▸ **What is expected**: Return every line of the material exactly.

----------------

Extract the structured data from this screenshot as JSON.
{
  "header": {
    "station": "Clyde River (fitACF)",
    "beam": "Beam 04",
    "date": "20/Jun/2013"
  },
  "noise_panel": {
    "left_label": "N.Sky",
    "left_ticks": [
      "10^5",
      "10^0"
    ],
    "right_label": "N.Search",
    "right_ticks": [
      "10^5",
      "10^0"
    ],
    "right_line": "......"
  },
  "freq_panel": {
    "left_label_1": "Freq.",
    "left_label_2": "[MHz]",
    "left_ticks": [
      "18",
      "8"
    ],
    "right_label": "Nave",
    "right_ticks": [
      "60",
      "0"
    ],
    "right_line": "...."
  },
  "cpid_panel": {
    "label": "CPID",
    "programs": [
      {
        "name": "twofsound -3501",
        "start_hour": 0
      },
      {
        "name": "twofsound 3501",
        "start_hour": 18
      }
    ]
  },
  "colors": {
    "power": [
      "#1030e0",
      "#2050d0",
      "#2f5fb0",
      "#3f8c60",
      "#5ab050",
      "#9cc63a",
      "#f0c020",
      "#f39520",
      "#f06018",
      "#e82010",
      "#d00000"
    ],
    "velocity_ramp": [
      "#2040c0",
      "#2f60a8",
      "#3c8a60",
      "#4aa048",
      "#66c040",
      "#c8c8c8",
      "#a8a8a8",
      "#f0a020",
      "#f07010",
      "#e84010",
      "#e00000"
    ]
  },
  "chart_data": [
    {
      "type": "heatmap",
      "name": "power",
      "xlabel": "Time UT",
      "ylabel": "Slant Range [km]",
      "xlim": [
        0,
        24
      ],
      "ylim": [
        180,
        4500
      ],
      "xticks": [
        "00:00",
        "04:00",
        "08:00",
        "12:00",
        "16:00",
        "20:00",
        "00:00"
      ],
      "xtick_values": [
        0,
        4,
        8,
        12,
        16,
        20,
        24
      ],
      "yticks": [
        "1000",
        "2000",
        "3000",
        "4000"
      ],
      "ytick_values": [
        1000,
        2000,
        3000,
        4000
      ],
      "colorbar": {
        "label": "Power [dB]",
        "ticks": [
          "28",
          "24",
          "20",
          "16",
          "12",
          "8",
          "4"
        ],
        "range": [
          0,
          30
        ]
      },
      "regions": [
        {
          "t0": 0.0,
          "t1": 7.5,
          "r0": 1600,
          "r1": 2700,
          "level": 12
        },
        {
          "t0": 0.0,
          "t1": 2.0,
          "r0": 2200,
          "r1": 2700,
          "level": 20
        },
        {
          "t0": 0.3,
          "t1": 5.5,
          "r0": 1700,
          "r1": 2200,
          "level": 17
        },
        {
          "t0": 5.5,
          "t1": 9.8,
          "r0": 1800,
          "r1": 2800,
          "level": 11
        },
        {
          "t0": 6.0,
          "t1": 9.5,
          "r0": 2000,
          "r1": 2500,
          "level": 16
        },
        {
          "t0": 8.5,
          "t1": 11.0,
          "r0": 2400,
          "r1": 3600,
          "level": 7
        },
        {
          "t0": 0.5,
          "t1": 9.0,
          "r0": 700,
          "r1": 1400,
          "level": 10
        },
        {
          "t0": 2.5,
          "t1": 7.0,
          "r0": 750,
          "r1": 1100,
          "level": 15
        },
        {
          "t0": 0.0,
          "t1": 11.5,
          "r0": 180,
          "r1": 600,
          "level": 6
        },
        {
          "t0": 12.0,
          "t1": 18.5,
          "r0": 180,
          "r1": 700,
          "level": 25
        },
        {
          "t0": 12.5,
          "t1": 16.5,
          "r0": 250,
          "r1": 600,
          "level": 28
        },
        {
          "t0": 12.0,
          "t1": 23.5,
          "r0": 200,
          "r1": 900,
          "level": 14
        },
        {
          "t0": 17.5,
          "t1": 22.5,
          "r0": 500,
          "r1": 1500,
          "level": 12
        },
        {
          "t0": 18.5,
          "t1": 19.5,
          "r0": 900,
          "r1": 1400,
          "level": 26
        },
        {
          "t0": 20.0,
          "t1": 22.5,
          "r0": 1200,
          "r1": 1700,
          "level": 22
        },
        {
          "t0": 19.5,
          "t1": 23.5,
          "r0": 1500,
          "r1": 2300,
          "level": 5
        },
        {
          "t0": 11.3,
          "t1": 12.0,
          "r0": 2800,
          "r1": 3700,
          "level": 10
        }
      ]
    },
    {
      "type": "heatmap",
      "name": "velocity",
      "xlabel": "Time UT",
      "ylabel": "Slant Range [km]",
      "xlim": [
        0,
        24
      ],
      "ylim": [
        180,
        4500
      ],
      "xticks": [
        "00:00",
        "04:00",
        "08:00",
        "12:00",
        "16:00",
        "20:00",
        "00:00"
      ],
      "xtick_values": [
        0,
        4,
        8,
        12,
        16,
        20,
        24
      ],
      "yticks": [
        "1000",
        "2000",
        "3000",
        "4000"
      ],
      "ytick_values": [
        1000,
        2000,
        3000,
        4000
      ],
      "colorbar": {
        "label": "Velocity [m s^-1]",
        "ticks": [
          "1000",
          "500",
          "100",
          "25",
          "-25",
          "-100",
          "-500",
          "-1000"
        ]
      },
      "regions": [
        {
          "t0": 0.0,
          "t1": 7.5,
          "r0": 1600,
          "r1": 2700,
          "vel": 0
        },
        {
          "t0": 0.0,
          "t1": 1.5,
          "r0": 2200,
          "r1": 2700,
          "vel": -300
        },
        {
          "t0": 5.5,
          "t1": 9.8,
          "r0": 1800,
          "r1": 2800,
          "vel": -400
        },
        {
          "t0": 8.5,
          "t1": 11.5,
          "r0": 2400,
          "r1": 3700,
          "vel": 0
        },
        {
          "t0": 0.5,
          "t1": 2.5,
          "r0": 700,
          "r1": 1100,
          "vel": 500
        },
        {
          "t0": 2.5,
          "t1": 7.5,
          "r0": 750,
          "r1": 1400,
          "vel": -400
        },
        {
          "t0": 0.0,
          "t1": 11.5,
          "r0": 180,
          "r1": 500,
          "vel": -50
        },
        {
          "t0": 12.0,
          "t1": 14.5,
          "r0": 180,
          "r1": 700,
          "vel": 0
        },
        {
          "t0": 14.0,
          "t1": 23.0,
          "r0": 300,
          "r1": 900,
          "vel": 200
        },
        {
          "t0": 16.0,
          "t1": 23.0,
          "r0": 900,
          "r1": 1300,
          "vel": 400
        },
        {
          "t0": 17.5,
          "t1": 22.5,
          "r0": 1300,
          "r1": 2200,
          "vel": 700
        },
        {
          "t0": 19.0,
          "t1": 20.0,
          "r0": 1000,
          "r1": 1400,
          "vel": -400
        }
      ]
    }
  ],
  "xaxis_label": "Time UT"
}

----------------

▸ **Full response**:
Extract the structured data from this screenshot as JSON.
{
  "header": {
    "station": "Clyde River (fitACF)",
    "beam": "Beam 04",
    "date": "20/Jun/2013"
  },
  "noise_panel": {
    "left_label": "N.Sky",
    "left_ticks": [
      "10^5",
      "10^0"
    ],
    "right_label": "N.Search",
    "right_ticks": [
      "10^5",
      "10^0"
    ],
    "right_line": "......"
  },
  "freq_panel": {
    "left_label_1": "Freq.",
    "left_label_2": "[MHz]",
    "left_ticks": [
      "18",
      "8"
    ],
    "right_label": "Nave",
    "right_ticks": [
      "60",
      "0"
    ],
    "right_line": "...."
  },
  "cpid_panel": {
    "label": "CPID",
    "programs": [
      {
        "name": "twofsound -3501",
        "start_hour": 0
      },
      {
        "name": "twofsound 3501",
        "start_hour": 18
      }
    ]
  },
  "colors": {
    "power": [
      "#1030e0",
      "#2050d0",
      "#2f5fb0",
      "#3f8c60",
      "#5ab050",
      "#9cc63a",
      "#f0c020",
      "#f39520",
      "#f06018",
      "#e82010",
      "#d00000"
    ],
    "velocity_ramp": [
      "#2040c0",
      "#2f60a8",
      "#3c8a60",
      "#4aa048",
      "#66c040",
      "#c8c8c8",
      "#a8a8a8",
      "#f0a020",
      "#f07010",
      "#e84010",
      "#e00000"
    ]
  },
  "chart_data": [
    {
      "type": "heatmap",
      "name": "power",
      "xlabel": "Time UT",
      "ylabel": "Slant Range [km]",
      "xlim": [
        0,
        24
      ],
      "ylim": [
        180,
        4500
      ],
      "xticks": [
        "00:00",
        "04:00",
        "08:00",
        "12:00",
        "16:00",
        "20:00",
        "00:00"
      ],
      "xtick_values": [
        0,
        4,
        8,
        12,
        16,
        20,
        24
      ],
      "yticks": [
        "1000",
        "2000",
        "3000",
        "4000"
      ],
      "ytick_values": [
        1000,
        2000,
        3000,
        4000
      ],
      "colorbar": {
        "label": "Power [dB]",
        "ticks": [
          "28",
          "24",
          "20",
          "16",
          "12",
          "8",
          "4"
        ],
        "range": [
          0,
          30
        ]
      },
      "regions": [
        {
          "t0": 0.0,
          "t1": 7.5,
          "r0": 1600,
          "r1": 2700,
          "level": 12
        },
        {
          "t0": 0.0,
          "t1": 2.0,
          "r0": 2200,
          "r1": 2700,
          "level": 20
        },
        {
          "t0": 0.3,
          "t1": 5.5,
          "r0": 1700,
          "r1": 2200,
          "level": 17
        },
        {
          "t0": 5.5,
          "t1": 9.8,
          "r0": 1800,
          "r1": 2800,
          "level": 11
        },
        {
          "t0": 6.0,
          "t1": 9.5,
          "r0": 2000,
          "r1": 2500,
          "level": 16
        },
        {
          "t0": 8.5,
          "t1": 11.0,
          "r0": 2400,
          "r1": 3600,
          "level": 7
        },
        {
          "t0": 0.5,
          "t1": 9.0,
          "r0": 700,
          "r1": 1400,
          "level": 10
        },
        {
          "t0": 2.5,
          "t1": 7.0,
          "r0": 750,
          "r1": 1100,
          "level": 15
        },
        {
          "t0": 0.0,
          "t1": 11.5,
          "r0": 180,
          "r1": 600,
          "level": 6
        },
        {
          "t0": 12.0,
          "t1": 18.5,
          "r0": 180,
          "r1": 700,
          "level": 25
        },
        {
          "t0": 12.5,
          "t1": 16.5,
          "r0": 250,
          "r1": 600,
          "level": 28
        },
        {
          "t0": 12.0,
          "t1": 23.5,
          "r0": 200,
          "r1": 900,
          "level": 14
        },
        {
          "t0": 17.5,
          "t1": 22.5,
          "r0": 500,
          "r1": 1500,
          "level": 12
        },
        {
          "t0": 18.5,
          "t1": 19.5,
          "r0": 900,
          "r1": 1400,
          "level": 26
        },
        {
          "t0": 20.0,
          "t1": 22.5,
          "r0": 1200,
          "r1": 1700,
          "level": 22
        },
        {
          "t0": 19.5,
          "t1": 23.5,
          "r0": 1500,
          "r1": 2300,
          "level": 5
        },
        {
          "t0": 11.3,
          "t1": 12.0,
          "r0": 2800,
          "r1": 3700,
          "level": 10
        }
      ]
    },
    {
      "type": "heatmap",
      "name": "velocity",
      "xlabel": "Time UT",
      "ylabel": "Slant Range [km]",
      "xlim": [
        0,
        24
      ],
      "ylim": [
        180,
        4500
      ],
      "xticks": [
        "00:00",
        "04:00",
        "08:00",
        "12:00",
        "16:00",
        "20:00",
        "00:00"
      ],
      "xtick_values": [
        0,
        4,
        8,
        12,
        16,
        20,
        24
      ],
      "yticks": [
        "1000",
        "2000",
        "3000",
        "4000"
      ],
      "ytick_values": [
        1000,
        2000,
        3000,
        4000
      ],
      "colorbar": {
        "label": "Velocity [m s^-1]",
        "ticks": [
          "1000",
          "500",
          "100",
          "25",
          "-25",
          "-100",
          "-500",
          "-1000"
        ]
      },
      "regions": [
        {
          "t0": 0.0,
          "t1": 7.5,
          "r0": 1600,
          "r1": 2700,
          "vel": 0
        },
        {
          "t0": 0.0,
          "t1": 1.5,
          "r0": 2200,
          "r1": 2700,
          "vel": -300
        },
        {
          "t0": 5.5,
          "t1": 9.8,
          "r0": 1800,
          "r1": 2800,
          "vel": -400
        },
        {
          "t0": 8.5,
          "t1": 11.5,
          "r0": 2400,
          "r1": 3700,
          "vel": 0
        },
        {
          "t0": 0.5,
          "t1": 2.5,
          "r0": 700,
          "r1": 1100,
          "vel": 500
        },
        {
          "t0": 2.5,
          "t1": 7.5,
          "r0": 750,
          "r1": 1400,
          "vel": -400
        },
        {
          "t0": 0.0,
          "t1": 11.5,
          "r0": 180,
          "r1": 500,
          "vel": -50
        },
        {
          "t0": 12.0,
          "t1": 14.5,
          "r0": 180,
          "r1": 700,
          "vel": 0
        },
        {
          "t0": 14.0,
          "t1": 23.0,
          "r0": 300,
          "r1": 900,
          "vel": 200
        },
        {
          "t0": 16.0,
          "t1": 23.0,
          "r0": 900,
          "r1": 1300,
          "vel": 400
        },
        {
          "t0": 17.5,
          "t1": 22.5,
          "r0": 1300,
          "r1": 2200,
          "vel": 700
        },
        {
          "t0": 19.0,
          "t1": 20.0,
          "r0": 1000,
          "r1": 1400,
          "vel": -400
        }
      ]
    }
  ],
  "xaxis_label": "Time UT"
}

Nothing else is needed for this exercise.